[SUPPLIED PASSAGE]:
§
I think you're barking up the wrong tree here. 5.1 and 7.1 were developed
for cinema

sound playback in the home, not for accurate sound field reproduction. I
don't think

that there is a real definitive answer to that question. Ideally, we're
probably talking
an infinite number of channels, and practically speaking, far fewer. How
many seems to
be a matter for much speculation.


The number required is going to largely depend upon the space in which the
"sound field" is being recreated.
I briefly (a week) worked in an RF anechoic chamber (which was also a very
effective acoustic chamber) and found that stereo just didn't work at modest
distances from the speakers. Mono was far better IMO. I'd guess that to
overcome the impact of any space (or room)...infinite is probably the right
answer.

ScottW

Not infinite. The Philips company in Eindhoven did this with - I forget
exactly - about 24 channels. they could create any space that they had the
data for, and make the recording sound like it was there.
§
[MATERIAL]:
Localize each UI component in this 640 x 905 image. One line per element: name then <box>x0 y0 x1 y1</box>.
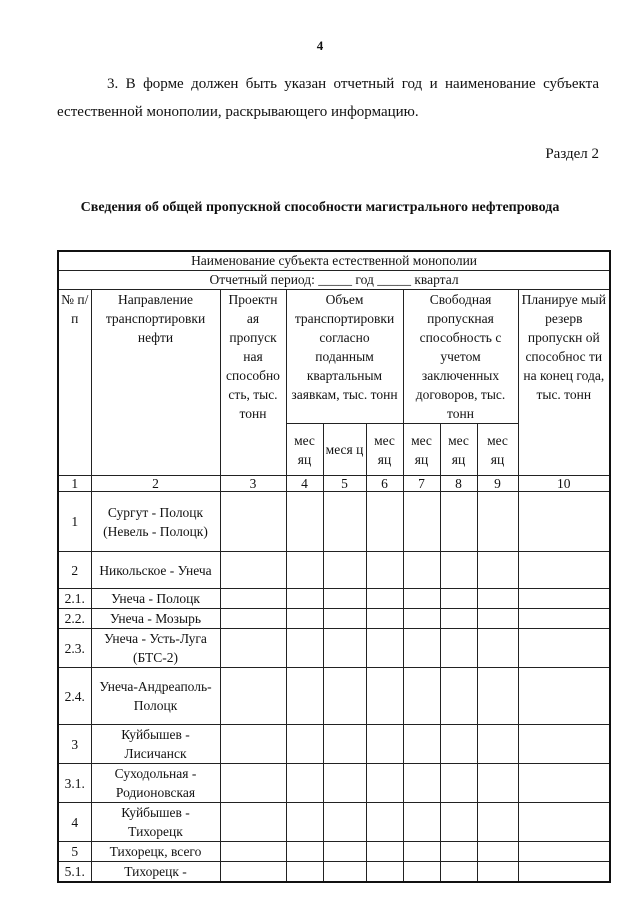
row-number: 3.1. <box>58 764 91 803</box>
row-number: 5 <box>58 842 91 862</box>
empty-cell <box>323 668 366 725</box>
empty-cell <box>403 842 440 862</box>
empty-cell <box>323 609 366 629</box>
empty-cell <box>220 842 286 862</box>
empty-cell <box>220 492 286 552</box>
row-number: 2.3. <box>58 629 91 668</box>
col-header-design-capacity: Проектн ая пропуск ная способно сть, тыс. тонн <box>220 290 286 476</box>
empty-cell <box>518 552 610 589</box>
empty-cell <box>518 492 610 552</box>
empty-cell <box>286 589 323 609</box>
empty-cell <box>286 862 323 883</box>
empty-cell <box>366 589 403 609</box>
empty-cell <box>366 609 403 629</box>
empty-cell <box>323 629 366 668</box>
empty-cell <box>286 725 323 764</box>
empty-cell <box>440 764 477 803</box>
empty-cell <box>323 725 366 764</box>
empty-cell <box>403 629 440 668</box>
row-direction: Суходольная - Родионовская <box>91 764 220 803</box>
row-direction: Унеча - Усть-Луга (БТС-2) <box>91 629 220 668</box>
empty-cell <box>440 492 477 552</box>
empty-cell <box>323 589 366 609</box>
instruction-paragraph: 3. В форме должен быть указан отчетный год и наименование субъекта естественной монополии, раскрывающего информацию. <box>57 76 599 120</box>
organization-name-header: Наименование субъекта естественной монополии <box>58 251 610 271</box>
empty-cell <box>477 492 518 552</box>
empty-cell <box>518 862 610 883</box>
empty-cell <box>403 589 440 609</box>
empty-cell <box>477 842 518 862</box>
empty-cell <box>323 803 366 842</box>
empty-cell <box>403 725 440 764</box>
empty-cell <box>220 803 286 842</box>
sub-header-month: мес яц <box>366 424 403 476</box>
row-direction: Унеча - Мозырь <box>91 609 220 629</box>
row-number: 5.1. <box>58 862 91 883</box>
empty-cell <box>477 552 518 589</box>
empty-cell <box>477 668 518 725</box>
sub-header-month: меся ц <box>323 424 366 476</box>
empty-cell <box>286 552 323 589</box>
table-heading: Сведения об общей пропускной способности магистрального нефтепровода <box>80 200 560 215</box>
empty-cell <box>403 862 440 883</box>
column-number: 2 <box>91 476 220 492</box>
col-header-free-capacity: Свободная пропускная способность с учетом заключенных договоров, тыс. тонн <box>403 290 518 424</box>
empty-cell <box>220 668 286 725</box>
capacity-table <box>57 250 611 883</box>
sub-header-month: мес яц <box>477 424 518 476</box>
empty-cell <box>286 842 323 862</box>
empty-cell <box>286 668 323 725</box>
empty-cell <box>518 842 610 862</box>
empty-cell <box>477 803 518 842</box>
empty-cell <box>220 629 286 668</box>
row-number: 2.1. <box>58 589 91 609</box>
table-row <box>58 803 610 842</box>
column-number: 1 <box>58 476 91 492</box>
empty-cell <box>323 552 366 589</box>
empty-cell <box>477 609 518 629</box>
table-row <box>58 492 610 552</box>
row-direction: Сургут - Полоцк (Невель - Полоцк) <box>91 492 220 552</box>
empty-cell <box>323 764 366 803</box>
column-number: 8 <box>440 476 477 492</box>
empty-cell <box>518 609 610 629</box>
table-row <box>58 629 610 668</box>
empty-cell <box>366 803 403 842</box>
empty-cell <box>403 492 440 552</box>
empty-cell <box>286 764 323 803</box>
empty-cell <box>440 862 477 883</box>
row-direction: Куйбышев - Тихорецк <box>91 803 220 842</box>
column-number: 6 <box>366 476 403 492</box>
column-number: 7 <box>403 476 440 492</box>
empty-cell <box>286 803 323 842</box>
empty-cell <box>366 725 403 764</box>
empty-cell <box>220 552 286 589</box>
empty-cell <box>440 803 477 842</box>
sub-header-month: мес яц <box>286 424 323 476</box>
table-row <box>58 842 610 862</box>
column-number: 5 <box>323 476 366 492</box>
row-number: 2.2. <box>58 609 91 629</box>
empty-cell <box>518 668 610 725</box>
empty-cell <box>440 842 477 862</box>
empty-cell <box>323 862 366 883</box>
row-direction: Унеча-Андреаполь-Полоцк <box>91 668 220 725</box>
table-row <box>58 589 610 609</box>
empty-cell <box>220 725 286 764</box>
empty-cell <box>403 668 440 725</box>
empty-cell <box>403 803 440 842</box>
empty-cell <box>440 629 477 668</box>
empty-cell <box>440 589 477 609</box>
column-number: 3 <box>220 476 286 492</box>
col-header-num: № п/п <box>58 290 91 476</box>
col-header-planned-reserve: Планируе мый резерв пропускн ой способнос ти на конец года, тыс. тонн <box>518 290 610 476</box>
empty-cell <box>440 725 477 764</box>
empty-cell <box>286 609 323 629</box>
col-header-volume: Объем транспортировки согласно поданным квартальным заявкам, тыс. тонн <box>286 290 403 424</box>
table-row <box>58 725 610 764</box>
column-number: 9 <box>477 476 518 492</box>
empty-cell <box>286 492 323 552</box>
col-header-direction: Направление транспортировки нефти <box>91 290 220 476</box>
table-row <box>58 862 610 883</box>
sub-header-month: мес яц <box>440 424 477 476</box>
empty-cell <box>323 492 366 552</box>
empty-cell <box>440 552 477 589</box>
empty-cell <box>366 842 403 862</box>
page-number: 4 <box>316 38 324 53</box>
empty-cell <box>440 609 477 629</box>
empty-cell <box>403 764 440 803</box>
empty-cell <box>220 589 286 609</box>
row-direction: Тихорецк - <box>91 862 220 883</box>
table-row <box>58 552 610 589</box>
empty-cell <box>518 629 610 668</box>
section-label: Раздел 2 <box>545 146 599 162</box>
empty-cell <box>366 862 403 883</box>
row-number: 3 <box>58 725 91 764</box>
empty-cell <box>220 609 286 629</box>
empty-cell <box>477 764 518 803</box>
empty-cell <box>440 668 477 725</box>
empty-cell <box>366 552 403 589</box>
reporting-period-row: Отчетный период: _____ год _____ квартал <box>58 271 610 290</box>
row-number: 2 <box>58 552 91 589</box>
empty-cell <box>220 862 286 883</box>
empty-cell <box>366 668 403 725</box>
row-number: 4 <box>58 803 91 842</box>
empty-cell <box>366 492 403 552</box>
empty-cell <box>477 589 518 609</box>
row-direction: Унеча - Полоцк <box>91 589 220 609</box>
empty-cell <box>477 725 518 764</box>
row-direction: Тихорецк, всего <box>91 842 220 862</box>
empty-cell <box>477 862 518 883</box>
empty-cell <box>220 764 286 803</box>
empty-cell <box>323 842 366 862</box>
empty-cell <box>366 764 403 803</box>
empty-cell <box>518 764 610 803</box>
row-number: 1 <box>58 492 91 552</box>
table-row <box>58 764 610 803</box>
empty-cell <box>518 725 610 764</box>
empty-cell <box>366 629 403 668</box>
row-direction: Никольское - Унеча <box>91 552 220 589</box>
empty-cell <box>403 609 440 629</box>
empty-cell <box>403 552 440 589</box>
table-row <box>58 609 610 629</box>
empty-cell <box>477 629 518 668</box>
empty-cell <box>518 803 610 842</box>
row-number: 2.4. <box>58 668 91 725</box>
empty-cell <box>518 589 610 609</box>
table-row <box>58 668 610 725</box>
row-direction: Куйбышев - Лисичанск <box>91 725 220 764</box>
column-number: 4 <box>286 476 323 492</box>
column-number: 10 <box>518 476 610 492</box>
sub-header-month: мес яц <box>403 424 440 476</box>
empty-cell <box>286 629 323 668</box>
§
[YOUR TASK]:
Reproduce, word for word, the stretch of the discussion on sound field reproduction from "The number required" through "it was there.".

[TASK RESULT]:
The number required is going to largely depend upon the space in which the
"sound field" is being recreated.
I briefly (a week) worked in an RF anechoic chamber (which was also a very
effective acoustic chamber) and found that stereo just didn't work at modest
distances from the speakers. Mono was far better IMO. I'd guess that to
overcome the impact of any space (or room)...infinite is probably the right
answer.

ScottW

Not infinite. The Philips company in Eindhoven did this with - I forget
exactly - about 24 channels. they could create any space that they had the
data for, and make the recording sound like it was there.